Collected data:
=-=-=-=-=

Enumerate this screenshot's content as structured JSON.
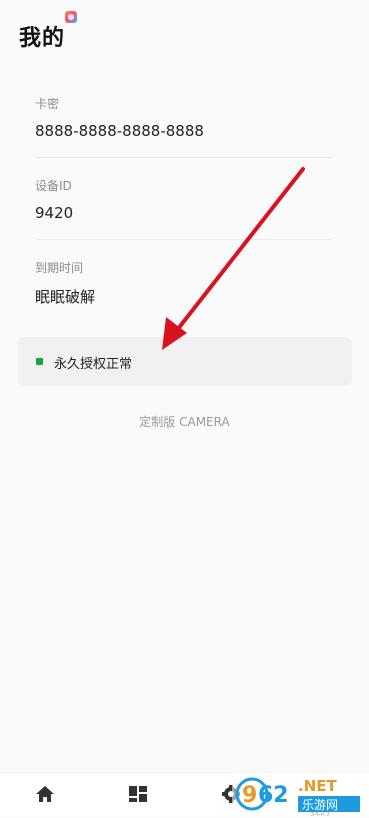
{
  "header": {
    "title": "我的"
  },
  "account": {
    "card_key_label": "卡密",
    "card_key_value": "8888-8888-8888-8888",
    "device_id_label": "设备ID",
    "device_id_value": "9420",
    "expiry_label": "到期时间",
    "expiry_value": "眠眠破解"
  },
  "status": {
    "text": "永久授权正常",
    "color": "#18a53a"
  },
  "footer": {
    "edition": "定制版 CAMERA"
  },
  "nav": {
    "items": [
      {
        "icon": "home-icon"
      },
      {
        "icon": "dashboard-icon"
      },
      {
        "icon": "settings-icon"
      },
      {
        "icon": "profile-icon",
        "label": "我的"
      }
    ]
  },
  "watermark": {
    "text": "962.NET",
    "subtext": "乐游网"
  },
  "colors": {
    "annotation_arrow": "#d9121f"
  }
}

=-=-=-=-=

Quote every record above exactly, leaving out the pictures.

Enumerate this screenshot's content as structured JSON.
{
  "header": {
    "title": "我的"
  },
  "account": {
    "card_key_label": "卡密",
    "card_key_value": "8888-8888-8888-8888",
    "device_id_label": "设备ID",
    "device_id_value": "9420",
    "expiry_label": "到期时间",
    "expiry_value": "眠眠破解"
  },
  "status": {
    "text": "永久授权正常",
    "color": "#18a53a"
  },
  "footer": {
    "edition": "定制版 CAMERA"
  },
  "nav": {
    "items": [
      {
        "icon": "home-icon"
      },
      {
        "icon": "dashboard-icon"
      },
      {
        "icon": "settings-icon"
      },
      {
        "icon": "profile-icon",
        "label": "我的"
      }
    ]
  },
  "watermark": {
    "text": "962.NET",
    "subtext": "乐游网"
  },
  "colors": {
    "annotation_arrow": "#d9121f"
  }
}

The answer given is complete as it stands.